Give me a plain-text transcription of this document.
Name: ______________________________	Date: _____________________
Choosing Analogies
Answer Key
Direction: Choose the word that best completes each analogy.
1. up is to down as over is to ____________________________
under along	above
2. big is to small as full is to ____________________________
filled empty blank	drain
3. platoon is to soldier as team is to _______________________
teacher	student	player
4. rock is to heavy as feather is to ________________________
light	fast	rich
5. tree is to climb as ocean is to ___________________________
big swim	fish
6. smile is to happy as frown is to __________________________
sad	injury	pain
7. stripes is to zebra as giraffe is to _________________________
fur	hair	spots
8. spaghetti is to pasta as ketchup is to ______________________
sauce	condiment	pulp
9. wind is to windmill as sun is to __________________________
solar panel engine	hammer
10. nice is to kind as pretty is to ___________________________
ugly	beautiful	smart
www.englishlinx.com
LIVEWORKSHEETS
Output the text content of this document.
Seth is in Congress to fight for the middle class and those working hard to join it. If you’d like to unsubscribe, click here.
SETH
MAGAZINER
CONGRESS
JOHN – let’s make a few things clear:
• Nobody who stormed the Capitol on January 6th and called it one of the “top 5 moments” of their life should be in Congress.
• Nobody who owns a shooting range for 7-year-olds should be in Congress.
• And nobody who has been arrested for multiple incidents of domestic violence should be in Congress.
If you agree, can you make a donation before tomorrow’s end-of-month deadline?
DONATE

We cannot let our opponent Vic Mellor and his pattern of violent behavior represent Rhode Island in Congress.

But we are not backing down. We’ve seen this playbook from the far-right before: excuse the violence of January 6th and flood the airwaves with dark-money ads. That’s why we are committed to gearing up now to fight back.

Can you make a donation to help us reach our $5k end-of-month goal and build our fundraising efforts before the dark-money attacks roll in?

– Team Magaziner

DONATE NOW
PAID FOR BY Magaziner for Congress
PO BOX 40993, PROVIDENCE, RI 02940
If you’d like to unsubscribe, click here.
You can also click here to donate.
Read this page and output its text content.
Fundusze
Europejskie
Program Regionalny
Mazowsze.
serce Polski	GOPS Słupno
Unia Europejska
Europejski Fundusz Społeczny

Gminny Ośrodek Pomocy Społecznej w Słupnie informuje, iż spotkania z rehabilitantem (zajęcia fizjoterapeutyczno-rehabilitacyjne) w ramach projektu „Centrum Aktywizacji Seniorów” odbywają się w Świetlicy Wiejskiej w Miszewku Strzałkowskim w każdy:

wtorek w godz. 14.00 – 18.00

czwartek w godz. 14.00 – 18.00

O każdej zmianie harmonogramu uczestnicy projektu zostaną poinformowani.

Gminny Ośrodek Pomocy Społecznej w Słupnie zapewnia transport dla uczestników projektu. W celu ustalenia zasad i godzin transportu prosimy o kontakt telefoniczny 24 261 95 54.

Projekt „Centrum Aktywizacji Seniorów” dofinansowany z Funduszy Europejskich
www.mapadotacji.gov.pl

**DIRECTIONS FOR THIS TASK:**
Starting at the line with "Read this page and output its text content.", copy every line up to and including the last one in the entries above.

**ANSWER BELOW:**
Read this page and output its text content.
Fundusze
Europejskie
Program Regionalny
Mazowsze.
serce Polski	GOPS Słupno
Unia Europejska
Europejski Fundusz Społeczny

Gminny Ośrodek Pomocy Społecznej w Słupnie informuje, iż spotkania z rehabilitantem (zajęcia fizjoterapeutyczno-rehabilitacyjne) w ramach projektu „Centrum Aktywizacji Seniorów” odbywają się w Świetlicy Wiejskiej w Miszewku Strzałkowskim w każdy:

wtorek w godz. 14.00 – 18.00

czwartek w godz. 14.00 – 18.00

O każdej zmianie harmonogramu uczestnicy projektu zostaną poinformowani.

Gminny Ośrodek Pomocy Społecznej w Słupnie zapewnia transport dla uczestników projektu. W celu ustalenia zasad i godzin transportu prosimy o kontakt telefoniczny 24 261 95 54.

Projekt „Centrum Aktywizacji Seniorów” dofinansowany z Funduszy Europejskich
www.mapadotacji.gov.pl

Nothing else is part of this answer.